- **Task prompt**:
Work through the lines below and count those holding "Acid"; reply with the number only.

*** Supplied entries Section Begins ***

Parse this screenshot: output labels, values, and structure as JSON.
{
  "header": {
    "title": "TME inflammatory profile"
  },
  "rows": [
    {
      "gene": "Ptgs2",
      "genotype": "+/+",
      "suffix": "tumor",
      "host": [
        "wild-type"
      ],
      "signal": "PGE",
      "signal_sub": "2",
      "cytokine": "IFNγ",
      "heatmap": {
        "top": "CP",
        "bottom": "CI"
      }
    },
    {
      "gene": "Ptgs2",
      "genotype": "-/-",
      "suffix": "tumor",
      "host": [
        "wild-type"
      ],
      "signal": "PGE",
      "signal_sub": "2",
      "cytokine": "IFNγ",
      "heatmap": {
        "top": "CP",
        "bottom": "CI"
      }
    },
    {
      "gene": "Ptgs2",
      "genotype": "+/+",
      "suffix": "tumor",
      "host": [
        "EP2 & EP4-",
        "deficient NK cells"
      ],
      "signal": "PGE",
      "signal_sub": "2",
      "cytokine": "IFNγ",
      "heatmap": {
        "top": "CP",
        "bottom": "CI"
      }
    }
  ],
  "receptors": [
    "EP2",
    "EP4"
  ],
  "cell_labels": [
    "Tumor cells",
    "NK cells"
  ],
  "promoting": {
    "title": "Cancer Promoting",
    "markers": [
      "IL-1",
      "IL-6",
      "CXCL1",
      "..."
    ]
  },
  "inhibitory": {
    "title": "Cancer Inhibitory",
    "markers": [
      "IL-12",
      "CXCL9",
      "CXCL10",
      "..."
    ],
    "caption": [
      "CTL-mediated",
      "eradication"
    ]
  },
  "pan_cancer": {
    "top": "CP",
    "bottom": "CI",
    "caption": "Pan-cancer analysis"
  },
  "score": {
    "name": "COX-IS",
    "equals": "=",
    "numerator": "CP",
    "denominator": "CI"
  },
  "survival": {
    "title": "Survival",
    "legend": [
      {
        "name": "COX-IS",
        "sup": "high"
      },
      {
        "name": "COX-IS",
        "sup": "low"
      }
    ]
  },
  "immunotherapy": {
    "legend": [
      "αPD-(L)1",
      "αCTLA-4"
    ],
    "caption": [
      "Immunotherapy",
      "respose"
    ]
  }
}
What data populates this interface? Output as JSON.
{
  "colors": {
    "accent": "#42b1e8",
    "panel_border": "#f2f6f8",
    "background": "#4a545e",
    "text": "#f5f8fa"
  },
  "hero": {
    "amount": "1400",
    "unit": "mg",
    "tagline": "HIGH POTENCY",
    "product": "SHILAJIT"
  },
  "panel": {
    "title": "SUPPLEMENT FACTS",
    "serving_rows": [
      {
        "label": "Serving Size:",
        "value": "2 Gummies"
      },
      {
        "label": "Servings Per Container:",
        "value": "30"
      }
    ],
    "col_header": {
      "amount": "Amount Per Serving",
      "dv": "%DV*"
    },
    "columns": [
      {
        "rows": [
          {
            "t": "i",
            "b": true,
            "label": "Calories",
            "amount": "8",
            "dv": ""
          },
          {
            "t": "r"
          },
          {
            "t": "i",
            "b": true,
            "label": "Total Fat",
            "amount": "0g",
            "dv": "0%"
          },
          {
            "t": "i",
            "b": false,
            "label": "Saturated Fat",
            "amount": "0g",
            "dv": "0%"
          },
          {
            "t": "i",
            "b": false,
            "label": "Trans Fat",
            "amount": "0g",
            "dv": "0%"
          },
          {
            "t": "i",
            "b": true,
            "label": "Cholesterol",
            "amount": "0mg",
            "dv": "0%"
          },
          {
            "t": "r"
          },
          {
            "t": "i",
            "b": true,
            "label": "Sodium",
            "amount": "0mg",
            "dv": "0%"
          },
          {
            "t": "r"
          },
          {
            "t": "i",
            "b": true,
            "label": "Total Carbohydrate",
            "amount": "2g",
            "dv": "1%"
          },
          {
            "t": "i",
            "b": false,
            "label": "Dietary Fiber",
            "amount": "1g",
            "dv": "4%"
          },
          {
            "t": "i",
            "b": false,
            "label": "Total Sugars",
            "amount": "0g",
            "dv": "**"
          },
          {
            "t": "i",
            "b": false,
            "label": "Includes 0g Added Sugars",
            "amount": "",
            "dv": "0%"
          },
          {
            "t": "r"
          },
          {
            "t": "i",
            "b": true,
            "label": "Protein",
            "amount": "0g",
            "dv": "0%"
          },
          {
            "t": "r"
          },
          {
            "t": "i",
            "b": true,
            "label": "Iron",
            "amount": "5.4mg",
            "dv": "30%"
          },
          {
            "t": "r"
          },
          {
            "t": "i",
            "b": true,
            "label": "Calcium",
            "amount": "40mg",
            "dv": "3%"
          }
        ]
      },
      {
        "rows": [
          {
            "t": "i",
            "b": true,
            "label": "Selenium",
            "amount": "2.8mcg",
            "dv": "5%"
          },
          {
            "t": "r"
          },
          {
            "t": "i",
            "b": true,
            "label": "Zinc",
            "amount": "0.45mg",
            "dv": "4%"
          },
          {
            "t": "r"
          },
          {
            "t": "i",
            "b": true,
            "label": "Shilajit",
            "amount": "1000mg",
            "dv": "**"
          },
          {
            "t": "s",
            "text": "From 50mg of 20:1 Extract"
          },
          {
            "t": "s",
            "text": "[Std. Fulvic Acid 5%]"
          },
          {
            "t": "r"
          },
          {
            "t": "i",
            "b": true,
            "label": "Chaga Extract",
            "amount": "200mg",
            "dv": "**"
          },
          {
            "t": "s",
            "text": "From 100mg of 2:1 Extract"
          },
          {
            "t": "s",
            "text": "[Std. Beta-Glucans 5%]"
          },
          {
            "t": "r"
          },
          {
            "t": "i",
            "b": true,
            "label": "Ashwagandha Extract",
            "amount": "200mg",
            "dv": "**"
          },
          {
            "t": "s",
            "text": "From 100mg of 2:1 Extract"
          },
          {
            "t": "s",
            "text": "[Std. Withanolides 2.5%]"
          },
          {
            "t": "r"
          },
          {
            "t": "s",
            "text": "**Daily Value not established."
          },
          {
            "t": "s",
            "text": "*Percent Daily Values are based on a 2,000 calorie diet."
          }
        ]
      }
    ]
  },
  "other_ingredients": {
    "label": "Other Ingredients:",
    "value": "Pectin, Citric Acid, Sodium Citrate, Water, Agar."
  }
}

*** Supplied entries Section Ends ***

- **The completed task**:
2